■ Problems and tasks:
[1] Print the passage of the man list between "These are all" and "in the details.", inclusive, with no changes.
[2] List everything the man list says he should be in touch with.

■ Supplied text:
:::
The New and Improved Man List

These are all about ME and what I want. They are not about anyone else nor do they reflect judgment about anyone else. This is all about getting clarity for ME. Period. These are also things I plan to deliver to the best of my ability to this partner. I don’t ask for much. *laugh* Many of these things are just details and tangents on a theme, do one of them the odds are you do the rest, but Goddess is in the details.

Emotional and Mental Health

  • Emotional Maturity
  • Mental Health (if this is an issue he must be in recovery, the only exception is anxiety disorders. I simply can’t handle this, it wouldn’t be fair to either of us)
  • Doesn’t need human behavioral nuances (and not so nuances) explained, gets subtlety in human communication
  • Quick thinker
  • Has gratitude
  • In touch with his power center, can get there when notices he’s off kilter
  • Knows who he is and what he wants, he loves himself in a healthy way, is comfortable in his own skin, a relationship enhances who he is, it doesn’t make him who he is, except that it will bring out the best in him
  • He is in touch with his dark side in a healthy way and also his feminine side
  • Is totally ready for a loving, committed, long term relationship, willing to get married, the proposing kind.
:::
■ Given information:
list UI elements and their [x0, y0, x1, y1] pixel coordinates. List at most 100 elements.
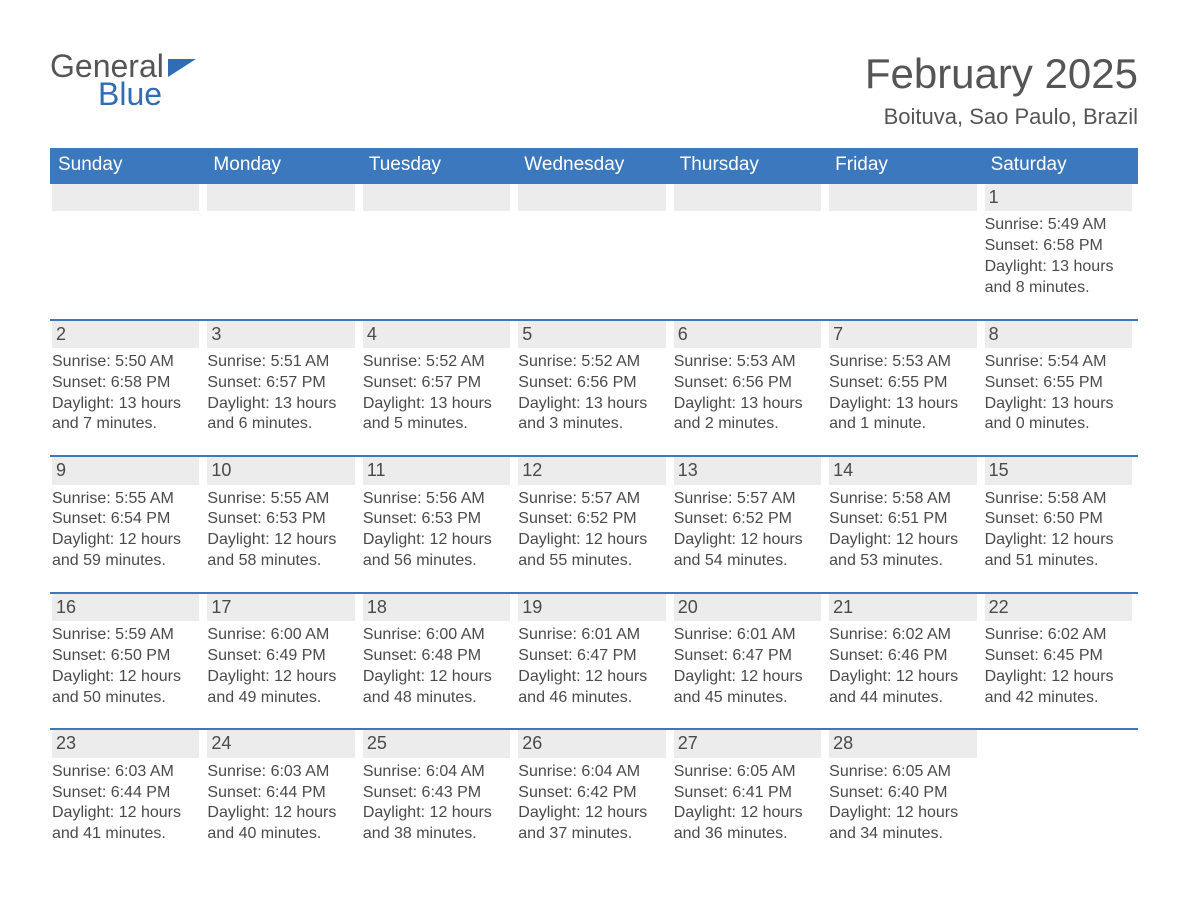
:::
■ Results in order:
[1]
These are all about ME and what I want. They are not about anyone else nor do they reflect judgment about anyone else. This is all about getting clarity for ME. Period. These are also things I plan to deliver to the best of my ability to this partner. I don’t ask for much. *laugh* Many of these things are just details and tangents on a theme, do one of them the odds are you do the rest, but Goddess is in the details.

[2]
- his power center
- his dark side
- his feminine side